# Angled Smith Machine ?



## hurtyhair4u (Jul 19, 2002)

There is a smith machine at the gym i attend and instead of running on a straight up and down track it runs at a slight angle . 

My question is : Which way should i face while doing squats ? Face forward with the angle running away from me or face the opposite way and have the angle run towards me ?


----------



## hurtyhair4u (Jul 19, 2002)

Sorry ..... that's supposed to be Angled not Angeled . It's not a machine with some Devine powers but rather a machine with a slight ANGLE


----------



## Mudge (Jul 19, 2002)

I would lean forward rather than lean back, I think - but you have to watch your knees and see how you feel about it. Squats are supposed to be like the action of sitting down, so a slight rearward angle may actually help that.

Whatever feels good to your knees, or ask someone at the gym (they may not know either).



> Devine



Divine


----------



## ZECH (Jul 19, 2002)

Face the machine with the angle slanted toward you!


----------



## Arnold (Jul 19, 2002)

tell the gym manager to move the damn thing!


----------



## ZECH (Jul 19, 2002)

> _*Originally posted by Prince *_
> tell the gym manager to move the damn thing!



I take it you don't like smith machines??


----------



## hurtyhair4u (Jul 19, 2002)

> _*Originally posted by Mudge *_
> I would lean forward rather than lean back, I think - but you have to watch your knees and see how you feel about it. Squats are supposed to be like the action of sitting down, so a slight rearward angle may actually help that.
> 
> Whatever feels good to your knees, or ask someone at the gym (they may not know either).
> ...





SpEllInG Is A ChALLange FoR Me tOdAy!!


----------



## Mudge (Jul 19, 2002)

Is it truly an angle, and not an arc?


----------



## Arnold (Jul 19, 2002)

> _*Originally posted by dg806 *_
> I take it you don't like smith machines??



I love the Smith Machine, I have one in my home gym.

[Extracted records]
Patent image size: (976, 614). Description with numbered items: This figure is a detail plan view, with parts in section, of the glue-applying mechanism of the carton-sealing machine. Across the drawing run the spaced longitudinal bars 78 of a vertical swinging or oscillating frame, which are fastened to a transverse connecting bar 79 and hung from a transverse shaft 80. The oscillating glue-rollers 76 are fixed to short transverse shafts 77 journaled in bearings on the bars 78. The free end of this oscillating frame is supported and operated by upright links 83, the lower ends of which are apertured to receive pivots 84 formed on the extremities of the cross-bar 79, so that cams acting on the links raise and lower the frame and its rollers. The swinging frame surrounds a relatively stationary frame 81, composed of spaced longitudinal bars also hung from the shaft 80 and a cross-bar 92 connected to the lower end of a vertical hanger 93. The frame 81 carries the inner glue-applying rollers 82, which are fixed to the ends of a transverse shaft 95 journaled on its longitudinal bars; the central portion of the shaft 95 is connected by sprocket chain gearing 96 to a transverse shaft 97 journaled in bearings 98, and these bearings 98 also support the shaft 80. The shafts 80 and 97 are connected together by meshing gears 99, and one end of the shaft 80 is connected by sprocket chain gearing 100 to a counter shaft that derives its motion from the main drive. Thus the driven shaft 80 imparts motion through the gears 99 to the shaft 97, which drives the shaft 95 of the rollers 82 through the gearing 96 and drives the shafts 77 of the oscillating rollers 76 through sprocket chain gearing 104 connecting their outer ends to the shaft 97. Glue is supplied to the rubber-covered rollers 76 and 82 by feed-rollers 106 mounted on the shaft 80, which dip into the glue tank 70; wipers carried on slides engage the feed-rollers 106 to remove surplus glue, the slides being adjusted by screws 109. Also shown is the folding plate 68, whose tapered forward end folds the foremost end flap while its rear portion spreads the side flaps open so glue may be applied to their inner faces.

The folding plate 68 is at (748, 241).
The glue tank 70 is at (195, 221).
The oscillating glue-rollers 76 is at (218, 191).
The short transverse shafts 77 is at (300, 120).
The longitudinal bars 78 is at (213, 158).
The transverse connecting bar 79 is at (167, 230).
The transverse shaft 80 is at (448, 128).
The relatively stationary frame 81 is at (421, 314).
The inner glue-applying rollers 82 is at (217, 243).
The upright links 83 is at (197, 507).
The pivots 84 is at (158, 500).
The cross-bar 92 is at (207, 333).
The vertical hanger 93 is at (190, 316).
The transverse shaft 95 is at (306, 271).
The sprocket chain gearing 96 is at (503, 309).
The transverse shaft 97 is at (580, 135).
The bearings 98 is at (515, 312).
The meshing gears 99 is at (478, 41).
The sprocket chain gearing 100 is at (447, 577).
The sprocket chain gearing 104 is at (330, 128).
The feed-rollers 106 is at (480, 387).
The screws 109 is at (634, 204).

# REQUIREMENTS
Reproduce everything in the Smith machine thread above from "My question is" down to "towards me ?", word for word.

# WRITTEN ANSWER
My question is : Which way should i face while doing squats ? Face forward with the angle running away from me or face the opposite way and have the angle run towards me ?